Work to do:
Copy all the data exactly, except the pictures.

Dataset excerpts:

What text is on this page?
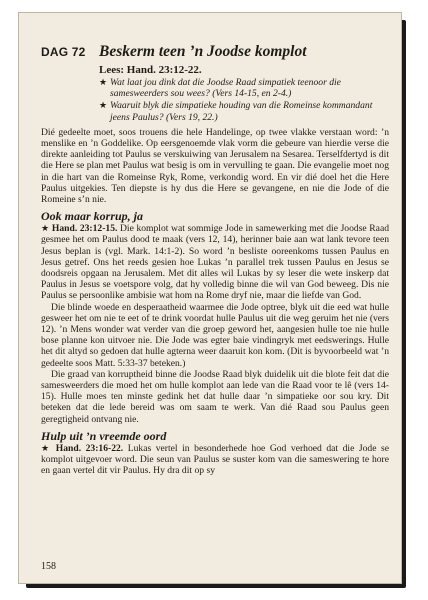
DAG 72 Beskerm teen ’n Joodse komplot
Lees: Hand. 23:12-22.
★ Wat laat jou dink dat die Joodse Raad simpatiek teenoor die samesweerders sou wees? (Vers 14-15, en 2-4.)
★ Waaruit blyk die simpatieke houding van die Romeinse kommandant jeens Paulus? (Vers 19, 22.)

Dié gedeelte moet, soos trouens die hele Handelinge, op twee vlakke verstaan word: ’n menslike en ’n Goddelike. Op eersgenoemde vlak vorm die gebeure van hierdie verse die direkte aanleiding tot Paulus se verskuiwing van Jerusalem na Sesarea. Terselfdertyd is dit die Here se plan met Paulus wat besig is om in vervulling te gaan. Die evangelie moet nog in die hart van die Romeinse Ryk, Rome, verkondig word. En vir dié doel het die Here Paulus uitgekies. Ten diepste is hy dus die Here se gevangene, en nie die Jode of die Romeine s’n nie.

Ook maar korrup, ja

★ Hand. 23:12-15. Die komplot wat sommige Jode in samewerking met die Joodse Raad gesmee het om Paulus dood te maak (vers 12, 14), herinner baie aan wat lank tevore teen Jesus beplan is (vgl. Mark. 14:1-2). So word ’n besliste ooreenkoms tussen Paulus en Jesus getref. Ons het reeds gesien hoe Lukas ’n parallel trek tussen Paulus en Jesus se doodsreis opgaan na Jerusalem. Met dit alles wil Lukas by sy leser die wete inskerp dat Paulus in Jesus se voetspore volg, dat hy volledig binne die wil van God beweeg. Dis nie Paulus se persoonlike ambisie wat hom na Rome dryf nie, maar die liefde van God.

Die blinde woede en desperaatheid waarmee die Jode optree, blyk uit die eed wat hulle gesweer het om nie te eet of te drink voordat hulle Paulus uit die weg geruim het nie (vers 12). ’n Mens wonder wat verder van die groep geword het, aangesien hulle toe nie hulle bose planne kon uitvoer nie. Die Jode was egter baie vindingryk met eedswerings. Hulle het dit altyd so gedoen dat hulle agterna weer daaruit kon kom. (Dit is byvoorbeeld wat ’n gedeelte soos Matt. 5:33-37 beteken.)

Die graad van korruptheid binne die Joodse Raad blyk duidelik uit die blote feit dat die samesweerders die moed het om hulle komplot aan lede van die Raad voor te lê (vers 14-15). Hulle moes ten minste gedink het dat hulle daar ’n simpatieke oor sou kry. Dit beteken dat die lede bereid was om saam te werk. Van dié Raad sou Paulus geen geregtigheid ontvang nie.

Hulp uit ’n vreemde oord

★ Hand. 23:16-22. Lukas vertel in besonderhede hoe God verhoed dat die Jode se komplot uitgevoer word. Die seun van Paulus se suster kom van die sameswering te hore en gaan vertel dit vir Paulus. Hy dra dit op sy

158
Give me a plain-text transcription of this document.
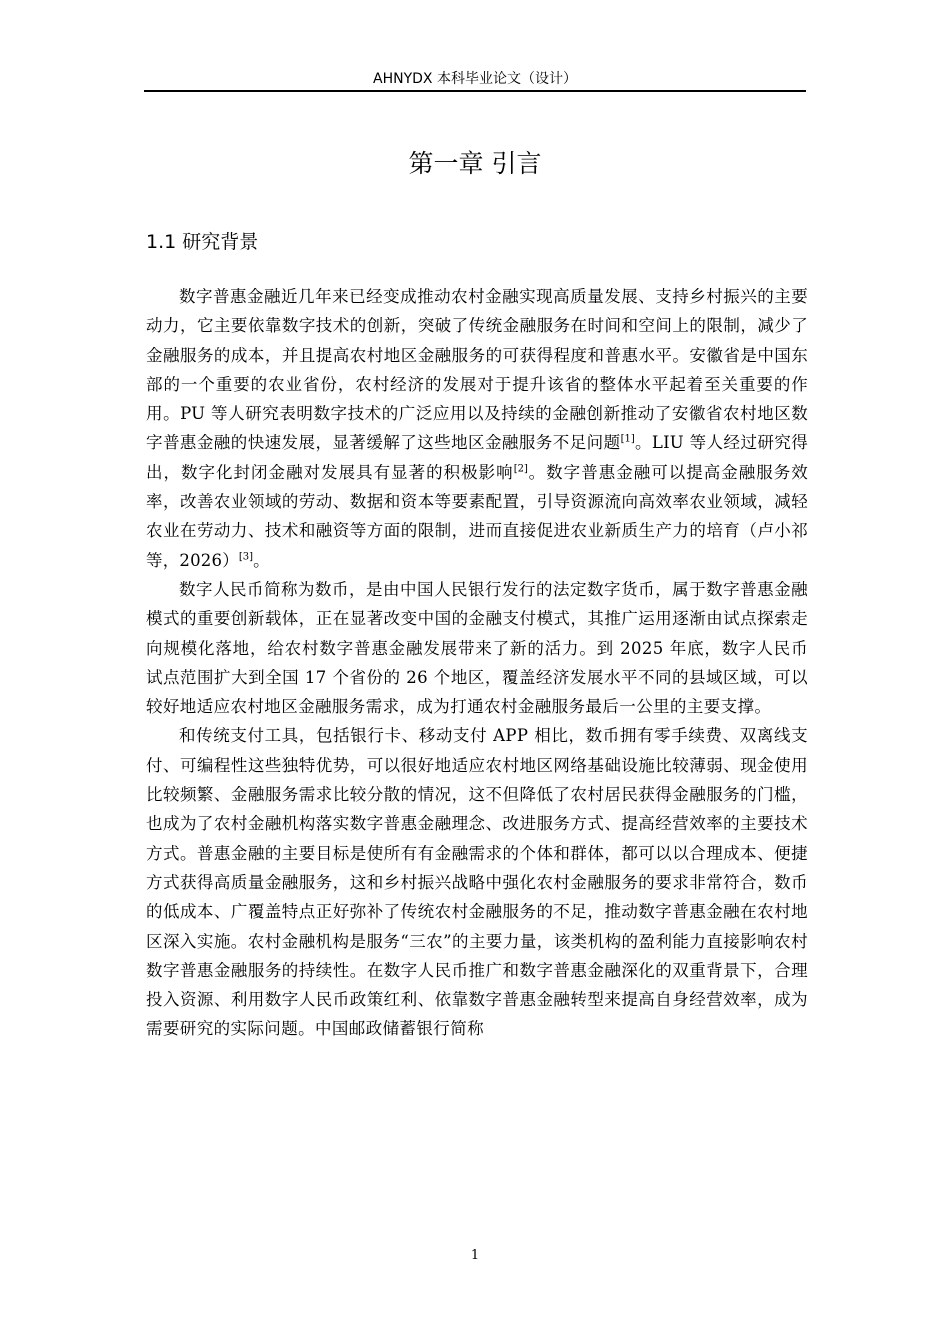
AHNYDX 本科毕业论文（设计）
第一章 引言
1.1 研究背景

数字普惠金融近几年来已经变成推动农村金融实现高质量发展、支持乡村振兴的主要动力，它主要依靠数字技术的创新，突破了传统金融服务在时间和空间上的限制，减少了金融服务的成本，并且提高农村地区金融服务的可获得程度和普惠水平。安徽省是中国东部的一个重要的农业省份，农村经济的发展对于提升该省的整体水平起着至关重要的作用。PU 等人研究表明数字技术的广泛应用以及持续的金融创新推动了安徽省农村地区数字普惠金融的快速发展，显著缓解了这些地区金融服务不足问题[1]。LIU 等人经过研究得出，数字化封闭金融对发展具有显著的积极影响[2]。数字普惠金融可以提高金融服务效率，改善农业领域的劳动、数据和资本等要素配置，引导资源流向高效率农业领域，减轻农业在劳动力、技术和融资等方面的限制，进而直接促进农业新质生产力的培育（卢小祁等，2026）[3]。

数字人民币简称为数币，是由中国人民银行发行的法定数字货币，属于数字普惠金融模式的重要创新载体，正在显著改变中国的金融支付模式，其推广运用逐渐由试点探索走向规模化落地，给农村数字普惠金融发展带来了新的活力。到 2025 年底，数字人民币试点范围扩大到全国 17 个省份的 26 个地区，覆盖经济发展水平不同的县域区域，可以较好地适应农村地区金融服务需求，成为打通农村金融服务最后一公里的主要支撑。

和传统支付工具，包括银行卡、移动支付 APP 相比，数币拥有零手续费、双离线支付、可编程性这些独特优势，可以很好地适应农村地区网络基础设施比较薄弱、现金使用比较频繁、金融服务需求比较分散的情况，这不但降低了农村居民获得金融服务的门槛，也成为了农村金融机构落实数字普惠金融理念、改进服务方式、提高经营效率的主要技术方式。普惠金融的主要目标是使所有有金融需求的个体和群体，都可以以合理成本、便捷方式获得高质量金融服务，这和乡村振兴战略中强化农村金融服务的要求非常符合，数币的低成本、广覆盖特点正好弥补了传统农村金融服务的不足，推动数字普惠金融在农村地区深入实施。农村金融机构是服务“三农”的主要力量，该类机构的盈利能力直接影响农村数字普惠金融服务的持续性。在数字人民币推广和数字普惠金融深化的双重背景下，合理投入资源、利用数字人民币政策红利、依靠数字普惠金融转型来提高自身经营效率，成为需要研究的实际问题。中国邮政储蓄银行简称

1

Finished answer:
What text is on this page?
DAG 72 Beskerm teen ’n Joodse komplot
Lees: Hand. 23:12-22.
★ Wat laat jou dink dat die Joodse Raad simpatiek teenoor die samesweerders sou wees? (Vers 14-15, en 2-4.)
★ Waaruit blyk die simpatieke houding van die Romeinse kommandant jeens Paulus? (Vers 19, 22.)

Dié gedeelte moet, soos trouens die hele Handelinge, op twee vlakke verstaan word: ’n menslike en ’n Goddelike. Op eersgenoemde vlak vorm die gebeure van hierdie verse die direkte aanleiding tot Paulus se verskuiwing van Jerusalem na Sesarea. Terselfdertyd is dit die Here se plan met Paulus wat besig is om in vervulling te gaan. Die evangelie moet nog in die hart van die Romeinse Ryk, Rome, verkondig word. En vir dié doel het die Here Paulus uitgekies. Ten diepste is hy dus die Here se gevangene, en nie die Jode of die Romeine s’n nie.

Ook maar korrup, ja

★ Hand. 23:12-15. Die komplot wat sommige Jode in samewerking met die Joodse Raad gesmee het om Paulus dood te maak (vers 12, 14), herinner baie aan wat lank tevore teen Jesus beplan is (vgl. Mark. 14:1-2). So word ’n besliste ooreenkoms tussen Paulus en Jesus getref. Ons het reeds gesien hoe Lukas ’n parallel trek tussen Paulus en Jesus se doodsreis opgaan na Jerusalem. Met dit alles wil Lukas by sy leser die wete inskerp dat Paulus in Jesus se voetspore volg, dat hy volledig binne die wil van God beweeg. Dis nie Paulus se persoonlike ambisie wat hom na Rome dryf nie, maar die liefde van God.

Die blinde woede en desperaatheid waarmee die Jode optree, blyk uit die eed wat hulle gesweer het om nie te eet of te drink voordat hulle Paulus uit die weg geruim het nie (vers 12). ’n Mens wonder wat verder van die groep geword het, aangesien hulle toe nie hulle bose planne kon uitvoer nie. Die Jode was egter baie vindingryk met eedswerings. Hulle het dit altyd so gedoen dat hulle agterna weer daaruit kon kom. (Dit is byvoorbeeld wat ’n gedeelte soos Matt. 5:33-37 beteken.)

Die graad van korruptheid binne die Joodse Raad blyk duidelik uit die blote feit dat die samesweerders die moed het om hulle komplot aan lede van die Raad voor te lê (vers 14-15). Hulle moes ten minste gedink het dat hulle daar ’n simpatieke oor sou kry. Dit beteken dat die lede bereid was om saam te werk. Van dié Raad sou Paulus geen geregtigheid ontvang nie.

Hulp uit ’n vreemde oord

★ Hand. 23:16-22. Lukas vertel in besonderhede hoe God verhoed dat die Jode se komplot uitgevoer word. Die seun van Paulus se suster kom van die sameswering te hore en gaan vertel dit vir Paulus. Hy dra dit op sy

158
Give me a plain-text transcription of this document.
AHNYDX 本科毕业论文（设计）
第一章 引言
1.1 研究背景

数字普惠金融近几年来已经变成推动农村金融实现高质量发展、支持乡村振兴的主要动力，它主要依靠数字技术的创新，突破了传统金融服务在时间和空间上的限制，减少了金融服务的成本，并且提高农村地区金融服务的可获得程度和普惠水平。安徽省是中国东部的一个重要的农业省份，农村经济的发展对于提升该省的整体水平起着至关重要的作用。PU 等人研究表明数字技术的广泛应用以及持续的金融创新推动了安徽省农村地区数字普惠金融的快速发展，显著缓解了这些地区金融服务不足问题[1]。LIU 等人经过研究得出，数字化封闭金融对发展具有显著的积极影响[2]。数字普惠金融可以提高金融服务效率，改善农业领域的劳动、数据和资本等要素配置，引导资源流向高效率农业领域，减轻农业在劳动力、技术和融资等方面的限制，进而直接促进农业新质生产力的培育（卢小祁等，2026）[3]。

数字人民币简称为数币，是由中国人民银行发行的法定数字货币，属于数字普惠金融模式的重要创新载体，正在显著改变中国的金融支付模式，其推广运用逐渐由试点探索走向规模化落地，给农村数字普惠金融发展带来了新的活力。到 2025 年底，数字人民币试点范围扩大到全国 17 个省份的 26 个地区，覆盖经济发展水平不同的县域区域，可以较好地适应农村地区金融服务需求，成为打通农村金融服务最后一公里的主要支撑。

和传统支付工具，包括银行卡、移动支付 APP 相比，数币拥有零手续费、双离线支付、可编程性这些独特优势，可以很好地适应农村地区网络基础设施比较薄弱、现金使用比较频繁、金融服务需求比较分散的情况，这不但降低了农村居民获得金融服务的门槛，也成为了农村金融机构落实数字普惠金融理念、改进服务方式、提高经营效率的主要技术方式。普惠金融的主要目标是使所有有金融需求的个体和群体，都可以以合理成本、便捷方式获得高质量金融服务，这和乡村振兴战略中强化农村金融服务的要求非常符合，数币的低成本、广覆盖特点正好弥补了传统农村金融服务的不足，推动数字普惠金融在农村地区深入实施。农村金融机构是服务“三农”的主要力量，该类机构的盈利能力直接影响农村数字普惠金融服务的持续性。在数字人民币推广和数字普惠金融深化的双重背景下，合理投入资源、利用数字人民币政策红利、依靠数字普惠金融转型来提高自身经营效率，成为需要研究的实际问题。中国邮政储蓄银行简称

1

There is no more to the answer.